EXERCISE:
Return the listing below in full, with every line exactly as it is.

**** RECORD LIST

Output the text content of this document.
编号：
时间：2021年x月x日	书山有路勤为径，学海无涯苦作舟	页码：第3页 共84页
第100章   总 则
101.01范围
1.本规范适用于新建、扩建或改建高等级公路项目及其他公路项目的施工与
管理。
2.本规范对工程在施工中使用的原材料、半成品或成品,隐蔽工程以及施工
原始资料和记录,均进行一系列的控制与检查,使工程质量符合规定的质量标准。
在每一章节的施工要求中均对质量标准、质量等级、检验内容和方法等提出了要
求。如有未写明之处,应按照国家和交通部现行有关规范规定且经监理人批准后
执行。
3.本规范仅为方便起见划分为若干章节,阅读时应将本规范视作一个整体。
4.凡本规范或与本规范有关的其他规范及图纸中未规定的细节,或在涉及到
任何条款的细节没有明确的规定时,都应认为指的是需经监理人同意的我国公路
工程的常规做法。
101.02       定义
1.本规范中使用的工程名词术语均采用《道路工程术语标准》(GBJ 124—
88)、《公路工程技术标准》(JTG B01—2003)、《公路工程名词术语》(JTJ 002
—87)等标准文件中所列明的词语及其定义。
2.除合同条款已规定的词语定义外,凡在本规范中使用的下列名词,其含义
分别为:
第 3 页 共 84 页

********

TASK RESPONSE:
Output the text content of this document.
编号：
时间：2021年x月x日	书山有路勤为径，学海无涯苦作舟	页码：第3页 共84页
第100章   总 则
101.01范围
1.本规范适用于新建、扩建或改建高等级公路项目及其他公路项目的施工与
管理。
2.本规范对工程在施工中使用的原材料、半成品或成品,隐蔽工程以及施工
原始资料和记录,均进行一系列的控制与检查,使工程质量符合规定的质量标准。
在每一章节的施工要求中均对质量标准、质量等级、检验内容和方法等提出了要
求。如有未写明之处,应按照国家和交通部现行有关规范规定且经监理人批准后
执行。
3.本规范仅为方便起见划分为若干章节,阅读时应将本规范视作一个整体。
4.凡本规范或与本规范有关的其他规范及图纸中未规定的细节,或在涉及到
任何条款的细节没有明确的规定时,都应认为指的是需经监理人同意的我国公路
工程的常规做法。
101.02       定义
1.本规范中使用的工程名词术语均采用《道路工程术语标准》(GBJ 124—
88)、《公路工程技术标准》(JTG B01—2003)、《公路工程名词术语》(JTJ 002
—87)等标准文件中所列明的词语及其定义。
2.除合同条款已规定的词语定义外,凡在本规范中使用的下列名词,其含义
分别为:
第 3 页 共 84 页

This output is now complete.